**WRITTEN EXERCISE:**
Repeat all the records exactly, omitting pictures.

Raw records:
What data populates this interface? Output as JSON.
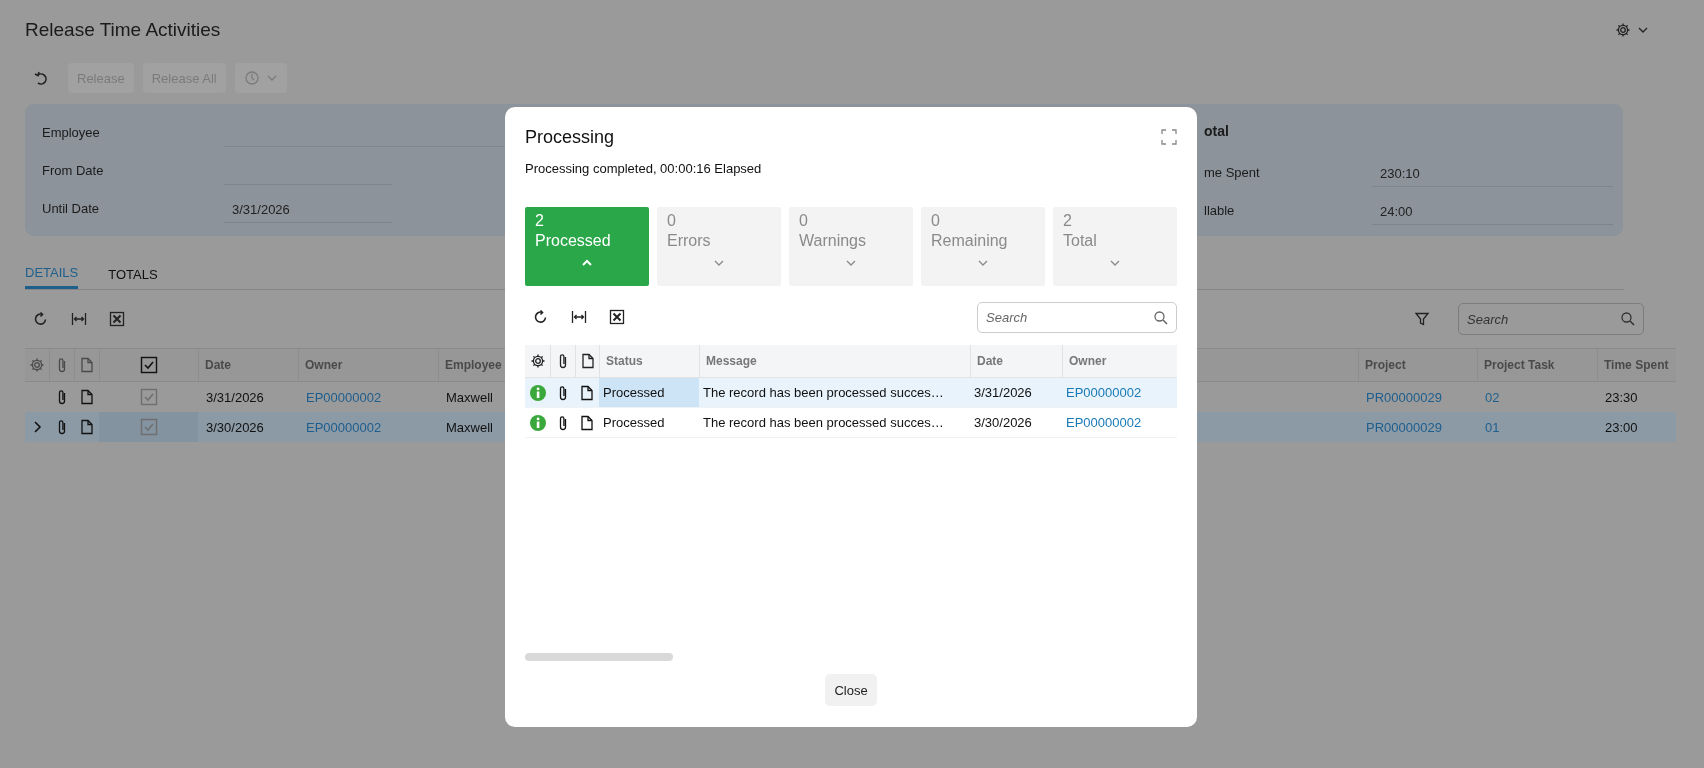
{
  "page": {
    "title": "Release Time Activities"
  },
  "toolbar": {
    "buttons": [
      {
        "kind": "text",
        "label": "Release",
        "disabled": true
      },
      {
        "kind": "text",
        "label": "Release All",
        "disabled": true
      },
      {
        "kind": "menu",
        "disabled": true
      }
    ]
  },
  "filters": [
    {
      "label": "Employee"
    },
    {
      "label": "From Date"
    },
    {
      "label": "Until Date",
      "value": "3/31/2026"
    }
  ],
  "totals": {
    "heading": "otal",
    "fields": [
      {
        "label": "me Spent",
        "value": "230:10"
      },
      {
        "label": "llable",
        "value": "24:00"
      }
    ]
  },
  "tabs": [
    {
      "label": "DETAILS",
      "selected": true
    },
    {
      "label": "TOTALS",
      "selected": false
    }
  ],
  "grid": {
    "search": {
      "placeholder": "Search"
    },
    "header_checked": true,
    "columns": [
      "Date",
      "Owner",
      "Employee",
      "Project",
      "Project Task",
      "Time Spent"
    ],
    "rows": [
      {
        "checked": true,
        "selected": false,
        "date": "3/31/2026",
        "owner": "EP00000002",
        "employee": "Maxwell",
        "project": "PR00000029",
        "task": "02",
        "time_spent": "23:30"
      },
      {
        "checked": true,
        "selected": true,
        "date": "3/30/2026",
        "owner": "EP00000002",
        "employee": "Maxwell",
        "project": "PR00000029",
        "task": "01",
        "time_spent": "23:00"
      }
    ]
  },
  "dialog": {
    "title": "Processing",
    "message": "Processing completed, 00:00:16 Elapsed",
    "tiles": [
      {
        "count": "2",
        "label": "Processed",
        "selected": true
      },
      {
        "count": "0",
        "label": "Errors",
        "selected": false
      },
      {
        "count": "0",
        "label": "Warnings",
        "selected": false
      },
      {
        "count": "0",
        "label": "Remaining",
        "selected": false
      },
      {
        "count": "2",
        "label": "Total",
        "selected": false
      }
    ],
    "search": {
      "placeholder": "Search"
    },
    "columns": [
      "Status",
      "Message",
      "Date",
      "Owner"
    ],
    "rows": [
      {
        "selected": true,
        "status": "Processed",
        "message": "The record has been processed succes…",
        "date": "3/31/2026",
        "owner": "EP00000002"
      },
      {
        "selected": false,
        "status": "Processed",
        "message": "The record has been processed succes…",
        "date": "3/30/2026",
        "owner": "EP00000002"
      }
    ],
    "close": "Close"
  }
}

**THE REPLY:**
What data populates this interface? Output as JSON.
{
  "page": {
    "title": "Release Time Activities"
  },
  "toolbar": {
    "buttons": [
      {
        "kind": "text",
        "label": "Release",
        "disabled": true
      },
      {
        "kind": "text",
        "label": "Release All",
        "disabled": true
      },
      {
        "kind": "menu",
        "disabled": true
      }
    ]
  },
  "filters": [
    {
      "label": "Employee"
    },
    {
      "label": "From Date"
    },
    {
      "label": "Until Date",
      "value": "3/31/2026"
    }
  ],
  "totals": {
    "heading": "otal",
    "fields": [
      {
        "label": "me Spent",
        "value": "230:10"
      },
      {
        "label": "llable",
        "value": "24:00"
      }
    ]
  },
  "tabs": [
    {
      "label": "DETAILS",
      "selected": true
    },
    {
      "label": "TOTALS",
      "selected": false
    }
  ],
  "grid": {
    "search": {
      "placeholder": "Search"
    },
    "header_checked": true,
    "columns": [
      "Date",
      "Owner",
      "Employee",
      "Project",
      "Project Task",
      "Time Spent"
    ],
    "rows": [
      {
        "checked": true,
        "selected": false,
        "date": "3/31/2026",
        "owner": "EP00000002",
        "employee": "Maxwell",
        "project": "PR00000029",
        "task": "02",
        "time_spent": "23:30"
      },
      {
        "checked": true,
        "selected": true,
        "date": "3/30/2026",
        "owner": "EP00000002",
        "employee": "Maxwell",
        "project": "PR00000029",
        "task": "01",
        "time_spent": "23:00"
      }
    ]
  },
  "dialog": {
    "title": "Processing",
    "message": "Processing completed, 00:00:16 Elapsed",
    "tiles": [
      {
        "count": "2",
        "label": "Processed",
        "selected": true
      },
      {
        "count": "0",
        "label": "Errors",
        "selected": false
      },
      {
        "count": "0",
        "label": "Warnings",
        "selected": false
      },
      {
        "count": "0",
        "label": "Remaining",
        "selected": false
      },
      {
        "count": "2",
        "label": "Total",
        "selected": false
      }
    ],
    "search": {
      "placeholder": "Search"
    },
    "columns": [
      "Status",
      "Message",
      "Date",
      "Owner"
    ],
    "rows": [
      {
        "selected": true,
        "status": "Processed",
        "message": "The record has been processed succes…",
        "date": "3/31/2026",
        "owner": "EP00000002"
      },
      {
        "selected": false,
        "status": "Processed",
        "message": "The record has been processed succes…",
        "date": "3/30/2026",
        "owner": "EP00000002"
      }
    ],
    "close": "Close"
  }
}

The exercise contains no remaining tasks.